*Task data*
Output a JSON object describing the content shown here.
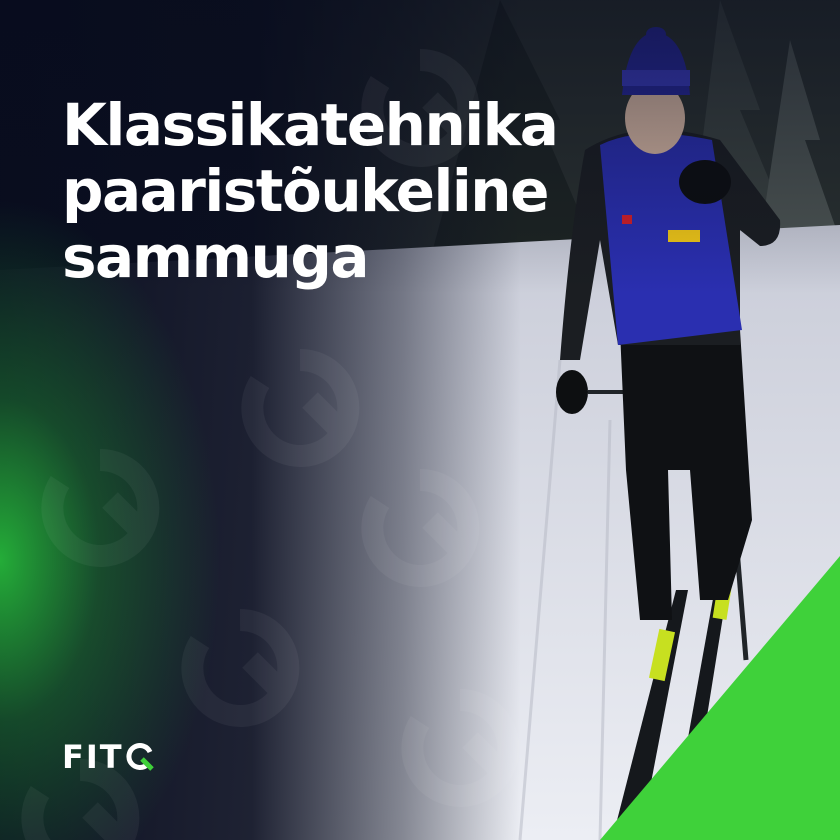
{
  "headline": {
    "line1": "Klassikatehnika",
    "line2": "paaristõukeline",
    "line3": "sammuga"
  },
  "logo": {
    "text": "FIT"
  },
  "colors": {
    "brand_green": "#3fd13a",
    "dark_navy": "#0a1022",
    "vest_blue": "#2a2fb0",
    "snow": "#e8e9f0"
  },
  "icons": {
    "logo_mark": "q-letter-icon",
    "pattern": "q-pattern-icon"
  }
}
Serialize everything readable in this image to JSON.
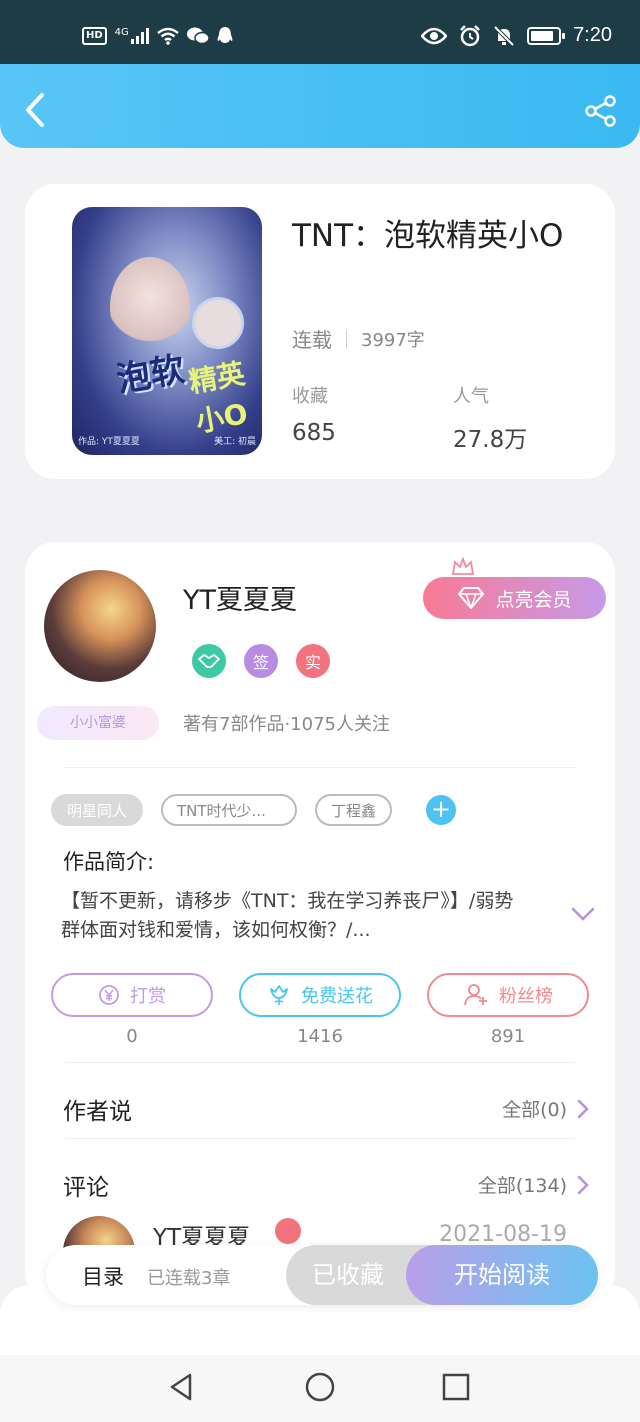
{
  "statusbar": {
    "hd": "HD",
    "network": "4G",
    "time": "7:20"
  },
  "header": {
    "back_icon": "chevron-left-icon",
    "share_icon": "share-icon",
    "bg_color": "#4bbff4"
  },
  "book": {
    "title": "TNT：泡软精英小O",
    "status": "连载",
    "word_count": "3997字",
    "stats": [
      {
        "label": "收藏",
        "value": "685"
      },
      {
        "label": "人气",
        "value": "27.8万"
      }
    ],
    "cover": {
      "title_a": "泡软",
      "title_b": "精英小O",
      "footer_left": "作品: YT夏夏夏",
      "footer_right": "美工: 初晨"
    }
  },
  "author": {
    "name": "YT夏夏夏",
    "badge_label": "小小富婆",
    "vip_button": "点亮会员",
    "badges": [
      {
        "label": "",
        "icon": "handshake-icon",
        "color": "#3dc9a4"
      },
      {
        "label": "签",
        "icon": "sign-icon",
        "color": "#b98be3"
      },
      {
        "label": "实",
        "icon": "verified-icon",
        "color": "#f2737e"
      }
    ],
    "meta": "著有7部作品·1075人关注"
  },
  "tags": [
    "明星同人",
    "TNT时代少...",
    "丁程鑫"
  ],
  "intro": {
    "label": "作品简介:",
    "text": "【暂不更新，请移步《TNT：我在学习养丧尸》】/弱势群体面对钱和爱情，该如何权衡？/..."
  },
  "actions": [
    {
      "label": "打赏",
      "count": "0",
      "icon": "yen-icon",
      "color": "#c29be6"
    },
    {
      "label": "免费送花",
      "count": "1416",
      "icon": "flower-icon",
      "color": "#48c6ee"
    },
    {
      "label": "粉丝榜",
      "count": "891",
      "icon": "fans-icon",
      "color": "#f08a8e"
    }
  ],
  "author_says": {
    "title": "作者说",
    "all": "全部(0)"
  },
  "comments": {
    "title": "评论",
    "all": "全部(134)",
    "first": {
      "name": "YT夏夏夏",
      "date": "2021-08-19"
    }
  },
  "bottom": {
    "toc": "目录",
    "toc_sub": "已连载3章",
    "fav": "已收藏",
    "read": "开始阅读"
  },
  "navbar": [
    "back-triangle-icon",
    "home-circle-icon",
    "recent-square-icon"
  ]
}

*What you should do*
Could you reproduce every record above exactly, leaving out the pictures?

*Result of the exercise*
Output a JSON object describing the content shown here.
{
  "headline": {
    "line1": "Klassikatehnika",
    "line2": "paaristõukeline",
    "line3": "sammuga"
  },
  "logo": {
    "text": "FIT"
  },
  "colors": {
    "brand_green": "#3fd13a",
    "dark_navy": "#0a1022",
    "vest_blue": "#2a2fb0",
    "snow": "#e8e9f0"
  },
  "icons": {
    "logo_mark": "q-letter-icon",
    "pattern": "q-pattern-icon"
  }
}
Serialize everything readable in this image to JSON.
{
  "statusbar": {
    "hd": "HD",
    "network": "4G",
    "time": "7:20"
  },
  "header": {
    "back_icon": "chevron-left-icon",
    "share_icon": "share-icon",
    "bg_color": "#4bbff4"
  },
  "book": {
    "title": "TNT：泡软精英小O",
    "status": "连载",
    "word_count": "3997字",
    "stats": [
      {
        "label": "收藏",
        "value": "685"
      },
      {
        "label": "人气",
        "value": "27.8万"
      }
    ],
    "cover": {
      "title_a": "泡软",
      "title_b": "精英小O",
      "footer_left": "作品: YT夏夏夏",
      "footer_right": "美工: 初晨"
    }
  },
  "author": {
    "name": "YT夏夏夏",
    "badge_label": "小小富婆",
    "vip_button": "点亮会员",
    "badges": [
      {
        "label": "",
        "icon": "handshake-icon",
        "color": "#3dc9a4"
      },
      {
        "label": "签",
        "icon": "sign-icon",
        "color": "#b98be3"
      },
      {
        "label": "实",
        "icon": "verified-icon",
        "color": "#f2737e"
      }
    ],
    "meta": "著有7部作品·1075人关注"
  },
  "tags": [
    "明星同人",
    "TNT时代少...",
    "丁程鑫"
  ],
  "intro": {
    "label": "作品简介:",
    "text": "【暂不更新，请移步《TNT：我在学习养丧尸》】/弱势群体面对钱和爱情，该如何权衡？/..."
  },
  "actions": [
    {
      "label": "打赏",
      "count": "0",
      "icon": "yen-icon",
      "color": "#c29be6"
    },
    {
      "label": "免费送花",
      "count": "1416",
      "icon": "flower-icon",
      "color": "#48c6ee"
    },
    {
      "label": "粉丝榜",
      "count": "891",
      "icon": "fans-icon",
      "color": "#f08a8e"
    }
  ],
  "author_says": {
    "title": "作者说",
    "all": "全部(0)"
  },
  "comments": {
    "title": "评论",
    "all": "全部(134)",
    "first": {
      "name": "YT夏夏夏",
      "date": "2021-08-19"
    }
  },
  "bottom": {
    "toc": "目录",
    "toc_sub": "已连载3章",
    "fav": "已收藏",
    "read": "开始阅读"
  },
  "navbar": [
    "back-triangle-icon",
    "home-circle-icon",
    "recent-square-icon"
  ]
}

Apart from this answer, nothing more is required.